++++ DATA SHOWN ++++
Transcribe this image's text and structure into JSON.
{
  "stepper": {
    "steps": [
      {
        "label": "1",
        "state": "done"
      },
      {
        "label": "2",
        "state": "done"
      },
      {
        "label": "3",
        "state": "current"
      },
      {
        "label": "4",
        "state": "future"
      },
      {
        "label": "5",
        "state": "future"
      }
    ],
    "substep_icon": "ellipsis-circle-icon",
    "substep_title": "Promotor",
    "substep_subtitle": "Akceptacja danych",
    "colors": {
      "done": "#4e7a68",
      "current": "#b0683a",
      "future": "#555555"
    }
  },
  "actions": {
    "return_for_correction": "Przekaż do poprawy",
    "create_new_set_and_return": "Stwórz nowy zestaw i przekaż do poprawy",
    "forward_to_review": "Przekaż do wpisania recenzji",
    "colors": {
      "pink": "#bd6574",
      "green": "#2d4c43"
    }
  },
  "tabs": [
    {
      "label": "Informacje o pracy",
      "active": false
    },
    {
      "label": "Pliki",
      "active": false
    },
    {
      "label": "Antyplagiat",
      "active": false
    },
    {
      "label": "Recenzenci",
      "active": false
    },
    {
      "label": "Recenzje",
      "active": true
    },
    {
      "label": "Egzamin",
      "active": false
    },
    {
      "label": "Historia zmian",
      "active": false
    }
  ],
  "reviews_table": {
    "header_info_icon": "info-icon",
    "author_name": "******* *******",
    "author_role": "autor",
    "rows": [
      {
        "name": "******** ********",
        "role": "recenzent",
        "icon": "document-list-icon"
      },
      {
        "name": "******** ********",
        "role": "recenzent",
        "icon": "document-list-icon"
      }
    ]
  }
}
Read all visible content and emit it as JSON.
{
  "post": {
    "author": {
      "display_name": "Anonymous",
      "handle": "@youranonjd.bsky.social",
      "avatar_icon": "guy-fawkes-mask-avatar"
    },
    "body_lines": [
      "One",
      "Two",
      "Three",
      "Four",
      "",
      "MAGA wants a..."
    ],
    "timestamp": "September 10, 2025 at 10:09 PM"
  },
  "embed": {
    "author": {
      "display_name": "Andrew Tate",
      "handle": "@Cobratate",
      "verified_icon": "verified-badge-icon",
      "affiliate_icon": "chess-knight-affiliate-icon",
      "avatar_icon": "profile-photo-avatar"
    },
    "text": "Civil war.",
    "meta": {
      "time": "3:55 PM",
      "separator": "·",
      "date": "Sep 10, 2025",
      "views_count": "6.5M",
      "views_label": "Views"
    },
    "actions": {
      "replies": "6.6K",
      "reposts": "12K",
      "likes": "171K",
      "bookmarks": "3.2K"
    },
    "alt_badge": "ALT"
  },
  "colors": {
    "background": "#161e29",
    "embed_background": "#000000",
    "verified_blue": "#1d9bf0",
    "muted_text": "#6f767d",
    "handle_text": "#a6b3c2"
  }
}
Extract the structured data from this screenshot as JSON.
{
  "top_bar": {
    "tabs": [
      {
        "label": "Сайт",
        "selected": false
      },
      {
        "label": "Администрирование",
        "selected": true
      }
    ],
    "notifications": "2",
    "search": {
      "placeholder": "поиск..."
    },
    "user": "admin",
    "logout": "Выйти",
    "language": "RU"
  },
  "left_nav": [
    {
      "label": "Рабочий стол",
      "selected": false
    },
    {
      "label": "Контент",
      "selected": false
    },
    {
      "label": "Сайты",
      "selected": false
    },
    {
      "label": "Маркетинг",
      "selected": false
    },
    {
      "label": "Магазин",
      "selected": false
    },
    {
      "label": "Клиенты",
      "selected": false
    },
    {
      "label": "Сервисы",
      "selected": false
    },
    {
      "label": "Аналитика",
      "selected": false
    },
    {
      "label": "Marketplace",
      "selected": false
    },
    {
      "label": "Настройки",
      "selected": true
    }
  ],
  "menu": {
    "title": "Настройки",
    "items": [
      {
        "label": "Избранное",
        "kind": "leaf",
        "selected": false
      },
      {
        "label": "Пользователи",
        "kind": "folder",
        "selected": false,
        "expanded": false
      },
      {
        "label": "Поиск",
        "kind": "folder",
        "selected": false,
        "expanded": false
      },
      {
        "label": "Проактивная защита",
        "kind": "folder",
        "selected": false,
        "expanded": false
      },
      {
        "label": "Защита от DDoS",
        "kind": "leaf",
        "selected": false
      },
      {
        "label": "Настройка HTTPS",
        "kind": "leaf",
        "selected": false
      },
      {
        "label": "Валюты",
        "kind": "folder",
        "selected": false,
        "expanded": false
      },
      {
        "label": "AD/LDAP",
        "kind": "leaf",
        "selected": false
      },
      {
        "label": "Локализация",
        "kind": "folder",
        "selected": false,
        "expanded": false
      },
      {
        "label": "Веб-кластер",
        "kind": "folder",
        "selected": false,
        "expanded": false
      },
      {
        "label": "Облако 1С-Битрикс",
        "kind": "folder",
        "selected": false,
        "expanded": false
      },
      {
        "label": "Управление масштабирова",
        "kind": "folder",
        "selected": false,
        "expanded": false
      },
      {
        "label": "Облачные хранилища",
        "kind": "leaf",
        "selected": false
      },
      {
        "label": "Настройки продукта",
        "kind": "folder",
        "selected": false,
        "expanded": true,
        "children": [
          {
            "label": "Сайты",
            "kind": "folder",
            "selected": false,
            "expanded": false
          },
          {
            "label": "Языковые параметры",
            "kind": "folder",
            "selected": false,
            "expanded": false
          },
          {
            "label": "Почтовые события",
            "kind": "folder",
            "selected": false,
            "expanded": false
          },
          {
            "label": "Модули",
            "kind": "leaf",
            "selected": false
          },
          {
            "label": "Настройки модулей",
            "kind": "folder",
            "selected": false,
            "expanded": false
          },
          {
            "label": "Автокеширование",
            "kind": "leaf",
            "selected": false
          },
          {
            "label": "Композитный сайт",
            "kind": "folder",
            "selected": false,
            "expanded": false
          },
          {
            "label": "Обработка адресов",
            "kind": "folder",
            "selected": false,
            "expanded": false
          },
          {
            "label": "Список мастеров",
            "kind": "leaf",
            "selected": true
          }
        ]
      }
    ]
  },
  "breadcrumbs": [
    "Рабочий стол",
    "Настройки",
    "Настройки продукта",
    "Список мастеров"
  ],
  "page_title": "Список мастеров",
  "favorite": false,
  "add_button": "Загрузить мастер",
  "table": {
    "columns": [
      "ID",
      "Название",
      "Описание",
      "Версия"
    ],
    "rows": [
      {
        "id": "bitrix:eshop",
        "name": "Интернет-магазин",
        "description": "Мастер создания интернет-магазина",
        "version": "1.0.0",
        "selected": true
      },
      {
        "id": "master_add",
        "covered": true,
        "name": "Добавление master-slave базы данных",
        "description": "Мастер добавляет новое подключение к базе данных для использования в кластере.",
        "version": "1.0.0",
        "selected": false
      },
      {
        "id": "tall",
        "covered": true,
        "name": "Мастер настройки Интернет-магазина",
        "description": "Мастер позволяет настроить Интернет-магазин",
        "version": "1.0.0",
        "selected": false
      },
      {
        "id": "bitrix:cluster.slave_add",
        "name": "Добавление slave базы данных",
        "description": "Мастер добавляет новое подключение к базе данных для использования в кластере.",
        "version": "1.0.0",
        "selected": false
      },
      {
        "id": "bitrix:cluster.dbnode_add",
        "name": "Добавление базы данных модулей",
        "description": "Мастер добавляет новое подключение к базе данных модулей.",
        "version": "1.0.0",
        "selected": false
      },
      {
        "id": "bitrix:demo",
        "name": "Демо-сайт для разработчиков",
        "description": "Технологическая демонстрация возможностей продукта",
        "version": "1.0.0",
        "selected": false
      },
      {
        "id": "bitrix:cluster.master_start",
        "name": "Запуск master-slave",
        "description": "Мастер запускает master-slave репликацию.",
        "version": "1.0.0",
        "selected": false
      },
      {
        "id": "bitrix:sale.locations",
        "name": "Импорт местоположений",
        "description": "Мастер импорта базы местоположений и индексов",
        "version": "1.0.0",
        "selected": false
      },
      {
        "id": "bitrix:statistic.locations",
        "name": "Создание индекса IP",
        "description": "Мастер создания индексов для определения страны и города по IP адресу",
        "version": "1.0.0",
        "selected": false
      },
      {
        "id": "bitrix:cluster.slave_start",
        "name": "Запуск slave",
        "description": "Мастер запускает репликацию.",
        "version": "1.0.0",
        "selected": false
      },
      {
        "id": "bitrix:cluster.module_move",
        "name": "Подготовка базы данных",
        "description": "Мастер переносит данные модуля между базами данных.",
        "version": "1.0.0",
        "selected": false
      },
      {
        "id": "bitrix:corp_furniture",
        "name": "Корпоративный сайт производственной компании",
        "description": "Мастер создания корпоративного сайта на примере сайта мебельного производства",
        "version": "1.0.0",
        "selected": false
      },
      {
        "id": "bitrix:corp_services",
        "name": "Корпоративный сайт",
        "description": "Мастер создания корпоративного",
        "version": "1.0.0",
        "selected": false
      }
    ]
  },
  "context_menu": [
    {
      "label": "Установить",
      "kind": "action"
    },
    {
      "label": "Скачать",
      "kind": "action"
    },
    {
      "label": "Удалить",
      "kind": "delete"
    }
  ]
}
++++
Using the records given above, list every line that includes the word "locations".

### RESPONSE TO THE TASK
        "id": "bitrix:sale.locations",
        "id": "bitrix:statistic.locations",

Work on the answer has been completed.